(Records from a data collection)
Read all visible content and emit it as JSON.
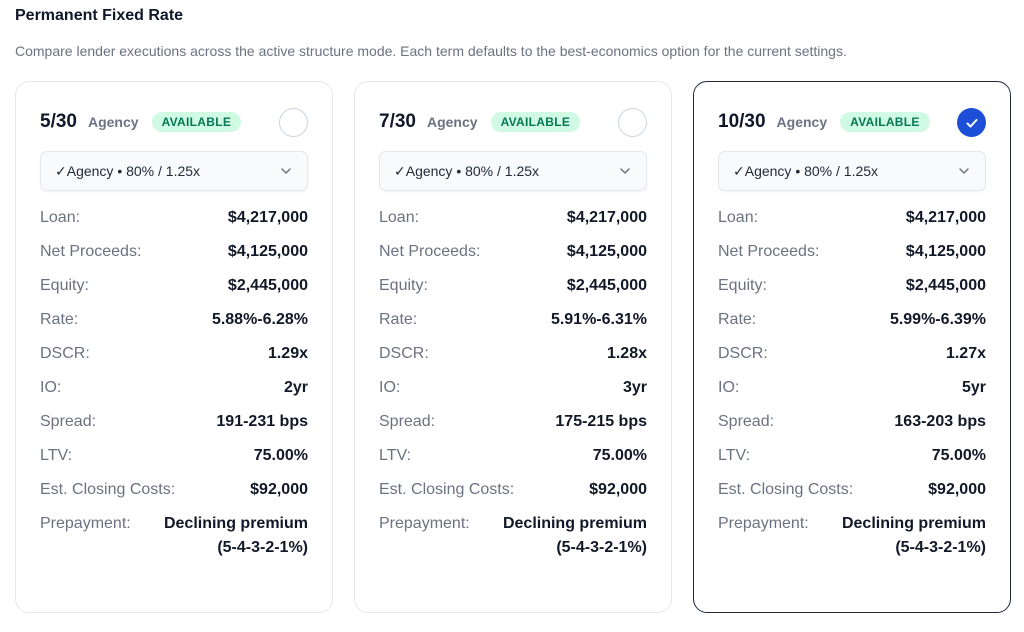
{
  "header": {
    "title": "Permanent Fixed Rate",
    "subtitle": "Compare lender executions across the active structure mode. Each term defaults to the best-economics option for the current settings."
  },
  "labels": {
    "loan": "Loan:",
    "net_proceeds": "Net Proceeds:",
    "equity": "Equity:",
    "rate": "Rate:",
    "dscr": "DSCR:",
    "io": "IO:",
    "spread": "Spread:",
    "ltv": "LTV:",
    "closing_costs": "Est. Closing Costs:",
    "prepayment": "Prepayment:"
  },
  "colors": {
    "accent": "#1d4ed8",
    "badge_bg": "#d1fae5",
    "badge_text": "#047857"
  },
  "cards": [
    {
      "term": "5/30",
      "lender_type": "Agency",
      "badge": "AVAILABLE",
      "selected": false,
      "dropdown": "✓Agency • 80% / 1.25x",
      "loan": "$4,217,000",
      "net_proceeds": "$4,125,000",
      "equity": "$2,445,000",
      "rate": "5.88%-6.28%",
      "dscr": "1.29x",
      "io": "2yr",
      "spread": "191-231 bps",
      "ltv": "75.00%",
      "closing_costs": "$92,000",
      "prepayment": "Declining premium (5-4-3-2-1%)"
    },
    {
      "term": "7/30",
      "lender_type": "Agency",
      "badge": "AVAILABLE",
      "selected": false,
      "dropdown": "✓Agency • 80% / 1.25x",
      "loan": "$4,217,000",
      "net_proceeds": "$4,125,000",
      "equity": "$2,445,000",
      "rate": "5.91%-6.31%",
      "dscr": "1.28x",
      "io": "3yr",
      "spread": "175-215 bps",
      "ltv": "75.00%",
      "closing_costs": "$92,000",
      "prepayment": "Declining premium (5-4-3-2-1%)"
    },
    {
      "term": "10/30",
      "lender_type": "Agency",
      "badge": "AVAILABLE",
      "selected": true,
      "dropdown": "✓Agency • 80% / 1.25x",
      "loan": "$4,217,000",
      "net_proceeds": "$4,125,000",
      "equity": "$2,445,000",
      "rate": "5.99%-6.39%",
      "dscr": "1.27x",
      "io": "5yr",
      "spread": "163-203 bps",
      "ltv": "75.00%",
      "closing_costs": "$92,000",
      "prepayment": "Declining premium (5-4-3-2-1%)"
    }
  ]
}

#### Set task
Return the full material word for word. Do not include the pictures.

#### Response
Read all visible content and emit it as JSON.
{
  "header": {
    "title": "Permanent Fixed Rate",
    "subtitle": "Compare lender executions across the active structure mode. Each term defaults to the best-economics option for the current settings."
  },
  "labels": {
    "loan": "Loan:",
    "net_proceeds": "Net Proceeds:",
    "equity": "Equity:",
    "rate": "Rate:",
    "dscr": "DSCR:",
    "io": "IO:",
    "spread": "Spread:",
    "ltv": "LTV:",
    "closing_costs": "Est. Closing Costs:",
    "prepayment": "Prepayment:"
  },
  "colors": {
    "accent": "#1d4ed8",
    "badge_bg": "#d1fae5",
    "badge_text": "#047857"
  },
  "cards": [
    {
      "term": "5/30",
      "lender_type": "Agency",
      "badge": "AVAILABLE",
      "selected": false,
      "dropdown": "✓Agency • 80% / 1.25x",
      "loan": "$4,217,000",
      "net_proceeds": "$4,125,000",
      "equity": "$2,445,000",
      "rate": "5.88%-6.28%",
      "dscr": "1.29x",
      "io": "2yr",
      "spread": "191-231 bps",
      "ltv": "75.00%",
      "closing_costs": "$92,000",
      "prepayment": "Declining premium (5-4-3-2-1%)"
    },
    {
      "term": "7/30",
      "lender_type": "Agency",
      "badge": "AVAILABLE",
      "selected": false,
      "dropdown": "✓Agency • 80% / 1.25x",
      "loan": "$4,217,000",
      "net_proceeds": "$4,125,000",
      "equity": "$2,445,000",
      "rate": "5.91%-6.31%",
      "dscr": "1.28x",
      "io": "3yr",
      "spread": "175-215 bps",
      "ltv": "75.00%",
      "closing_costs": "$92,000",
      "prepayment": "Declining premium (5-4-3-2-1%)"
    },
    {
      "term": "10/30",
      "lender_type": "Agency",
      "badge": "AVAILABLE",
      "selected": true,
      "dropdown": "✓Agency • 80% / 1.25x",
      "loan": "$4,217,000",
      "net_proceeds": "$4,125,000",
      "equity": "$2,445,000",
      "rate": "5.99%-6.39%",
      "dscr": "1.27x",
      "io": "5yr",
      "spread": "163-203 bps",
      "ltv": "75.00%",
      "closing_costs": "$92,000",
      "prepayment": "Declining premium (5-4-3-2-1%)"
    }
  ]
}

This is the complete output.